▸ EXERCISE OBJECTIVE
The records should be repeated word for word, pictures excluded.

▸ TASK MATERIAL
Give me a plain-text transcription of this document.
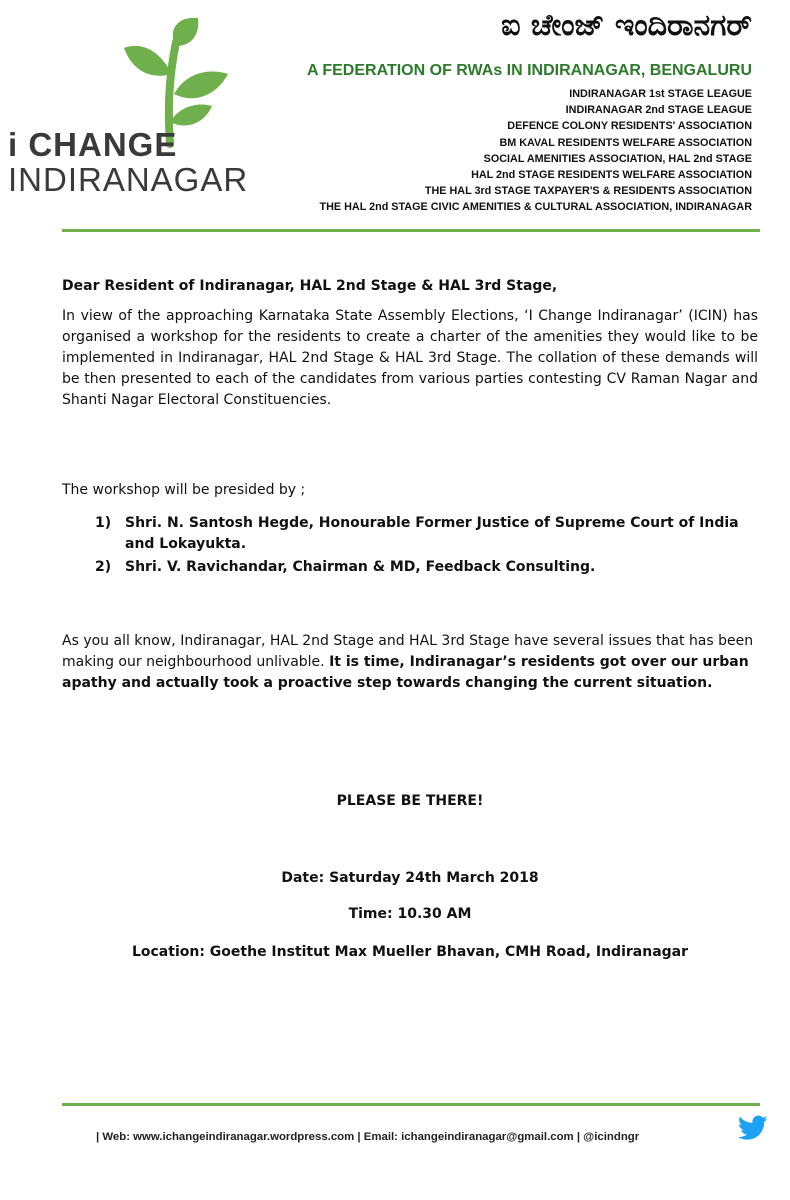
i CHANGE
INDIRANAGAR
ಐ ಚೇಂಜ್ ಇಂದಿರಾನಗರ್
A FEDERATION OF RWAs IN INDIRANAGAR, BENGALURU
INDIRANAGAR 1st STAGE LEAGUE
INDIRANAGAR 2nd STAGE LEAGUE
DEFENCE COLONY RESIDENTS' ASSOCIATION
BM KAVAL RESIDENTS WELFARE ASSOCIATION
SOCIAL AMENITIES ASSOCIATION, HAL 2nd STAGE
HAL 2nd STAGE RESIDENTS WELFARE ASSOCIATION
THE HAL 3rd STAGE TAXPAYER'S & RESIDENTS ASSOCIATION
THE HAL 2nd STAGE CIVIC AMENITIES & CULTURAL ASSOCIATION, INDIRANAGAR
Dear Resident of Indiranagar, HAL 2nd Stage & HAL 3rd Stage,
In view of the approaching Karnataka State Assembly Elections, ‘I Change Indiranagar’ (ICIN) has organised a workshop for the residents to create a charter of the amenities they would like to be implemented in Indiranagar, HAL 2nd Stage & HAL 3rd Stage. The collation of these demands will be then presented to each of the candidates from various parties contesting CV Raman Nagar and Shanti Nagar Electoral Constituencies.
The workshop will be presided by ;
1) Shri. N. Santosh Hegde, Honourable Former Justice of Supreme Court of India and Lokayukta.
2) Shri. V. Ravichandar, Chairman & MD, Feedback Consulting.
As you all know, Indiranagar, HAL 2nd Stage and HAL 3rd Stage have several issues that has been making our neighbourhood unlivable. It is time, Indiranagar’s residents got over our urban apathy and actually took a proactive step towards changing the current situation.
PLEASE BE THERE!
Date: Saturday 24th March 2018
Time: 10.30 AM
Location: Goethe Institut Max Mueller Bhavan, CMH Road, Indiranagar
| Web: www.ichangeindiranagar.wordpress.com | Email: ichangeindiranagar@gmail.com | @icindngr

▸ RESULT OF THE EXERCISE
Give me a plain-text transcription of this document.
i CHANGE
INDIRANAGAR
ಐ ಚೇಂಜ್ ಇಂದಿರಾನಗರ್
A FEDERATION OF RWAs IN INDIRANAGAR, BENGALURU
INDIRANAGAR 1st STAGE LEAGUE
INDIRANAGAR 2nd STAGE LEAGUE
DEFENCE COLONY RESIDENTS' ASSOCIATION
BM KAVAL RESIDENTS WELFARE ASSOCIATION
SOCIAL AMENITIES ASSOCIATION, HAL 2nd STAGE
HAL 2nd STAGE RESIDENTS WELFARE ASSOCIATION
THE HAL 3rd STAGE TAXPAYER'S & RESIDENTS ASSOCIATION
THE HAL 2nd STAGE CIVIC AMENITIES & CULTURAL ASSOCIATION, INDIRANAGAR
Dear Resident of Indiranagar, HAL 2nd Stage & HAL 3rd Stage,
In view of the approaching Karnataka State Assembly Elections, ‘I Change Indiranagar’ (ICIN) has organised a workshop for the residents to create a charter of the amenities they would like to be implemented in Indiranagar, HAL 2nd Stage & HAL 3rd Stage. The collation of these demands will be then presented to each of the candidates from various parties contesting CV Raman Nagar and Shanti Nagar Electoral Constituencies.
The workshop will be presided by ;
1) Shri. N. Santosh Hegde, Honourable Former Justice of Supreme Court of India and Lokayukta.
2) Shri. V. Ravichandar, Chairman & MD, Feedback Consulting.
As you all know, Indiranagar, HAL 2nd Stage and HAL 3rd Stage have several issues that has been making our neighbourhood unlivable. It is time, Indiranagar’s residents got over our urban apathy and actually took a proactive step towards changing the current situation.
PLEASE BE THERE!
Date: Saturday 24th March 2018
Time: 10.30 AM
Location: Goethe Institut Max Mueller Bhavan, CMH Road, Indiranagar
| Web: www.ichangeindiranagar.wordpress.com | Email: ichangeindiranagar@gmail.com | @icindngr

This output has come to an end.